* [GOAL OF THE EXERCISE] From the records below, pull each line that has "Expression".

(Stored data entries)
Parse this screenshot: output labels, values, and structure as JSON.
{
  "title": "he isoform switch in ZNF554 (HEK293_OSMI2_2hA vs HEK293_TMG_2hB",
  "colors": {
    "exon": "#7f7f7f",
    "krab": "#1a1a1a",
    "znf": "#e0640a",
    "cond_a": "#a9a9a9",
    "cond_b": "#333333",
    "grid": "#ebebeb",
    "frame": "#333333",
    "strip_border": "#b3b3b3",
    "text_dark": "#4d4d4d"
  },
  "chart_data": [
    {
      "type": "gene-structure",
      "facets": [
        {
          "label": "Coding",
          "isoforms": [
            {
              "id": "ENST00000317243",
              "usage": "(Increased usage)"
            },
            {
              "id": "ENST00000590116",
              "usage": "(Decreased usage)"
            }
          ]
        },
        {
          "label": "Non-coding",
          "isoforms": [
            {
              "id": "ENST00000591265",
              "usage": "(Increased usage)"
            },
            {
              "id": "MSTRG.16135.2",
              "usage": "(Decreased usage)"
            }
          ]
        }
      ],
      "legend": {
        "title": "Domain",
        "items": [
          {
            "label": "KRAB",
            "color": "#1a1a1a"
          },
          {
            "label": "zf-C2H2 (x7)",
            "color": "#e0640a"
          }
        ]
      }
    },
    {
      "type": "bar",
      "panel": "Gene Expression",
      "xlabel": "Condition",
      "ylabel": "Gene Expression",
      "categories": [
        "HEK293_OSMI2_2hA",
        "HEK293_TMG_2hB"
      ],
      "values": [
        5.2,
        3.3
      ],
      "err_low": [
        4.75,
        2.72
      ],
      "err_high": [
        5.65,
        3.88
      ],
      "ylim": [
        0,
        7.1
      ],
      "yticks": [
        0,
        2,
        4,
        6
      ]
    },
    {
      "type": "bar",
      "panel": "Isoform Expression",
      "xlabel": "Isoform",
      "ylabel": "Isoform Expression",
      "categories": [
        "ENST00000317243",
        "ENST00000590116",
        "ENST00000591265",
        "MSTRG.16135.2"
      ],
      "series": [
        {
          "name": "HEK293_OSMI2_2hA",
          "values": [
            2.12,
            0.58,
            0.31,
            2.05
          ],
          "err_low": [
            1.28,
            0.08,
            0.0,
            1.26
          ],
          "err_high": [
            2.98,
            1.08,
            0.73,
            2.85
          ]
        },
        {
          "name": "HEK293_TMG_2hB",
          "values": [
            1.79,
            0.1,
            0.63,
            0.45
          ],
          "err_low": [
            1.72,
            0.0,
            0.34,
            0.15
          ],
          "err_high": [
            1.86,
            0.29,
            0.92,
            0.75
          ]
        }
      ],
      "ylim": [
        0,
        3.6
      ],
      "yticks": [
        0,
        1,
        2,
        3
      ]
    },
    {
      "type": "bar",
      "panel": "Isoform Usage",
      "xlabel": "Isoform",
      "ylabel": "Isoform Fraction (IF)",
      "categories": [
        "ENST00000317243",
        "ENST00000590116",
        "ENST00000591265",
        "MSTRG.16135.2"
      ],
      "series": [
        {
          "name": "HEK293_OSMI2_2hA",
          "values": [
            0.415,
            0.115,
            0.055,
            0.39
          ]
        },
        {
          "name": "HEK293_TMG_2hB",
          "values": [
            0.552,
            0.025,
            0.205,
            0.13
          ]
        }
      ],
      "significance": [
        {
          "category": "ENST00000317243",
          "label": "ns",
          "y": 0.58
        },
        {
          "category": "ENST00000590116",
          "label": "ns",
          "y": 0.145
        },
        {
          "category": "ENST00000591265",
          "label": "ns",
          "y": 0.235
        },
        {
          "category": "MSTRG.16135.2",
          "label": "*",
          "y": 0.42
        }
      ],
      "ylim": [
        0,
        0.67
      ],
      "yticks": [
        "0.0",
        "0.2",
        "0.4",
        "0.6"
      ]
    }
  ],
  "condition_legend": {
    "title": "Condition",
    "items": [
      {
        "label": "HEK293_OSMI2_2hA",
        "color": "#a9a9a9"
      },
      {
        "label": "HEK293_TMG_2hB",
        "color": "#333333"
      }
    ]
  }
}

* [RESULT FOR THIS EXERCISE]
      "panel": "Gene Expression",
      "ylabel": "Gene Expression",
      "panel": "Isoform Expression",
      "ylabel": "Isoform Expression",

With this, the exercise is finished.